*Given text*
+ + + + +

The title itself is a pretty good clue. What band has an association with ‘Pink’?
And I can tell you that they’re one of the most respected rock bands of all time.
Come on guys, I’m talking about one of the best bands to ever play on this Earth, and they also created the second best-selling album of all time.
Fine, I’ll tell you now.
The lyrics are from the song ‘Have a Cigar’, from the album ‘Wish You Were Here’, by the band Pink Floyd. My favourite band, my favourite album, and while ‘Have a Cigar’ isn’t my favourite song, my favourite song is indeed on this album. In this series of favourite albums, I tried to create some variety by making sure the albums were from a different artist each time. If I hadn’t, then I think about three of them would be by Pink Floyd. However, I had to choose one, and so I chose the one that I enjoy listening to the most these days. If I’d made this list a year or two ago, I probably would’ve chosen ‘The Wall’, and before that, probably ‘The Dark Side of the Moon’. But nowadays, I definitely prefer ‘Wish You Were Here’.
I first discovered Pink Floyd when I was 16, and while I might’ve wished that I’d found them earlier, I don’t think I would love them as much as I do today if I had. Now, I’m gonna sound like a douchebag again, but I think I found them at the perfect age, because at that point I was mature enough to understand what they were talking about. A lot of the issues and opinions they brought up in their music majorly influenced my outlook on life (For the better), and they are some of the best lyricists and musicians I’ve ever heard. Their philosophies and opinions have helped me immensely through some tough periods in my life, and almost all their songs cause you to think about one issue or another, whether it be mental illness, death, loss, relationships, the music industry, war, beauty, or even a dog called Seamus.

+ + + + +

*Data provided*
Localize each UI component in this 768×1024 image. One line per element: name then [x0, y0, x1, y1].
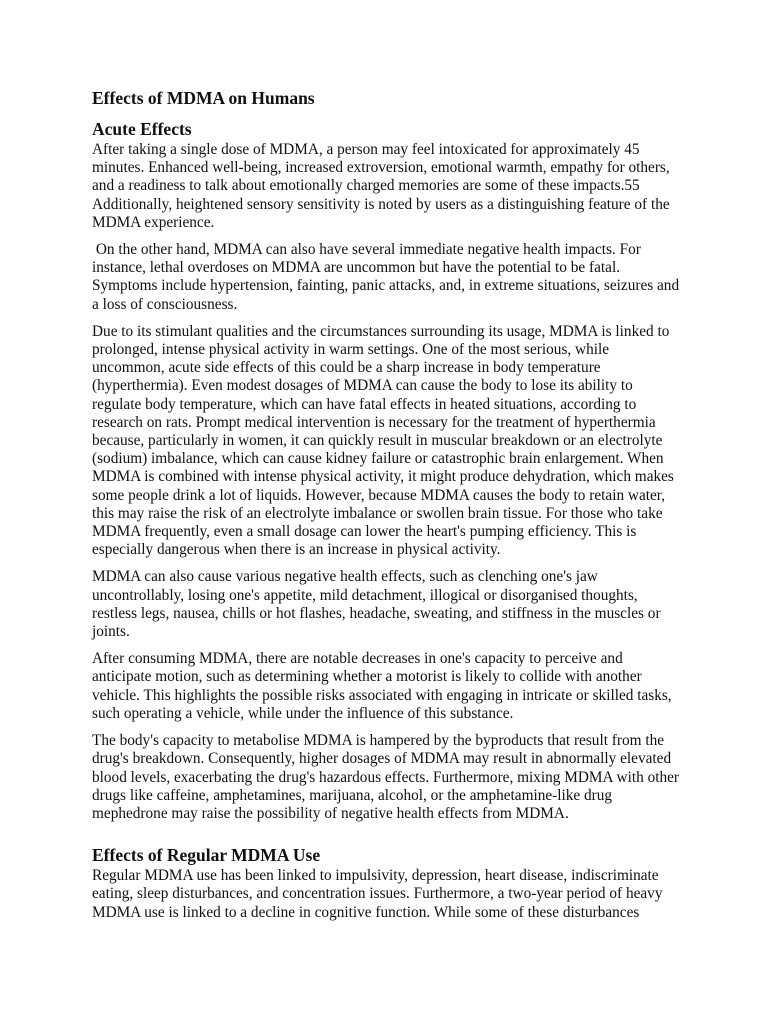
paragraph-acute-1: After taking a single dose of MDMA, a person may feel intoxicated for approximately 45 minutes. Enhanced well-being, increased extroversion, emotional warmth, empathy for others, and a readiness to talk about emotionally charged memories are some of these impacts.55 Additionally, heightened sensory sensitivity is noted by users as a distinguishing feature of the MDMA experience.: [92, 141, 670, 231]
paragraph-acute-4: MDMA can also cause various negative health effects, such as clenching one's jaw uncontrollably, losing one's appetite, mild detachment, illogical or disorganised thoughts, restless legs, nausea, chills or hot flashes, headache, sweating, and stiffness in the muscles or joints.: [92, 568, 661, 641]
document-title: Effects of MDMA on Humans: [92, 88, 315, 108]
document-page: [92, 86, 682, 931]
paragraph-regular-1: Regular MDMA use has been linked to impulsivity, depression, heart disease, indiscriminate eating, sleep disturbances, and concentration issues. Furthermore, a two-year period of heavy MDMA use is linked to a decline in cognitive function. While some of these disturbances: [92, 867, 663, 921]
paragraph-acute-6: The body's capacity to metabolise MDMA is hampered by the byproducts that result from the drug's breakdown. Consequently, higher dosages of MDMA may result in abnormally elevated blood levels, exacerbating the drug's hazardous effects. Furthermore, mixing MDMA with other drugs like caffeine, amphetamines, marijuana, alcohol, or the amphetamine-like drug mephedrone may raise the possibility of negative health effects from MDMA.: [92, 732, 680, 822]
section-heading-acute-effects: Acute Effects: [92, 119, 192, 139]
paragraph-acute-3: Due to its stimulant qualities and the circumstances surrounding its usage, MDMA is linked to prolonged, intense physical activity in warm settings. One of the most serious, while uncommon, acute side effects of this could be a sharp increase in body temperature (hyperthermia). Even modest dosages of MDMA can cause the body to lose its ability to regulate body temperature, which can have fatal effects in heated situations, according to research on rats. Prompt medical intervention is necessary for the treatment of hyperthermia because, particularly in women, it can quickly result in muscular breakdown or an electrolyte (sodium) imbalance, which can cause kidney failure or catastrophic brain enlargement. When MDMA is combined with intense physical activity, it might produce dehydration, which makes some people drink a lot of liquids. However, because MDMA causes the body to retain water, this may raise the risk of an electrolyte imbalance or swollen brain tissue. For those who take MDMA frequently, even a small dosage can lower the heart's pumping efficiency. This is especially dangerous when there is an increase in physical activity.: [92, 322, 674, 559]
paragraph-acute-5: After consuming MDMA, there are notable decreases in one's capacity to perceive and anticipate motion, such as determining whether a motorist is likely to collide with another vehicle. This highlights the possible risks associated with engaging in intricate or skilled tasks, such operating a vehicle, while under the influence of this substance.: [92, 650, 672, 722]
paragraph-acute-2: On the other hand, MDMA can also have several immediate negative health impacts. For instance, lethal overdoses on MDMA are uncommon but have the potential to be fatal. Symptoms include hypertension, fainting, panic attacks, and, in extreme situations, seizures and a loss of consciousness.: [92, 241, 683, 313]
section-heading-regular-use: Effects of Regular MDMA Use: [92, 845, 321, 866]
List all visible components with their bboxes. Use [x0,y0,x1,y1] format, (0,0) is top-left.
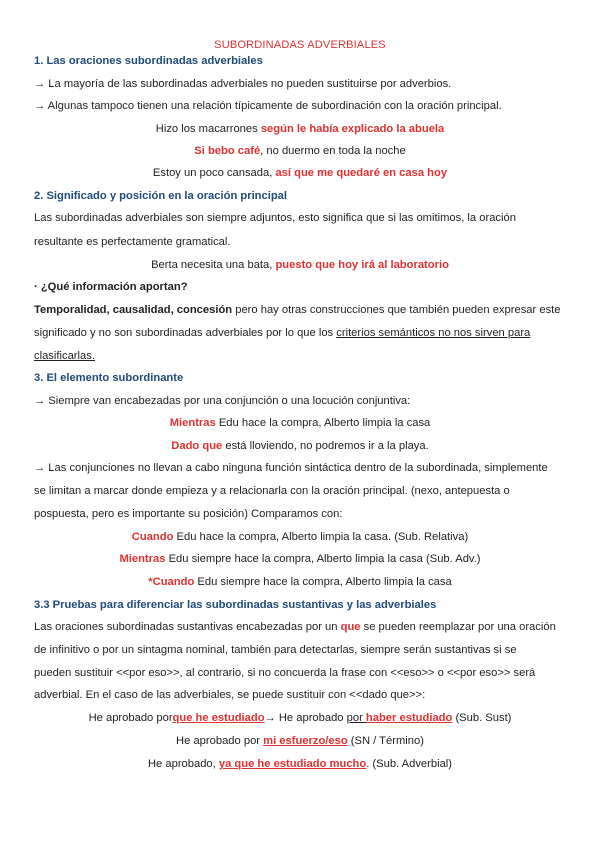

+ + + + +

*Requirements*
Summarize the text about Pink Floyd in two sentences.

*Finished task*
The lyrics come from "Have a Cigar" on Pink Floyd's album "Wish You Were Here," the writer's favorite band and favorite album, picked over "The Wall" and "The Dark Side of the Moon" as the one the writer enjoys most these days. The writer found Pink Floyd at 16, thinks that was the right age to understand their music, and credits their songs with shaping the writer's outlook on life and helping through tough periods.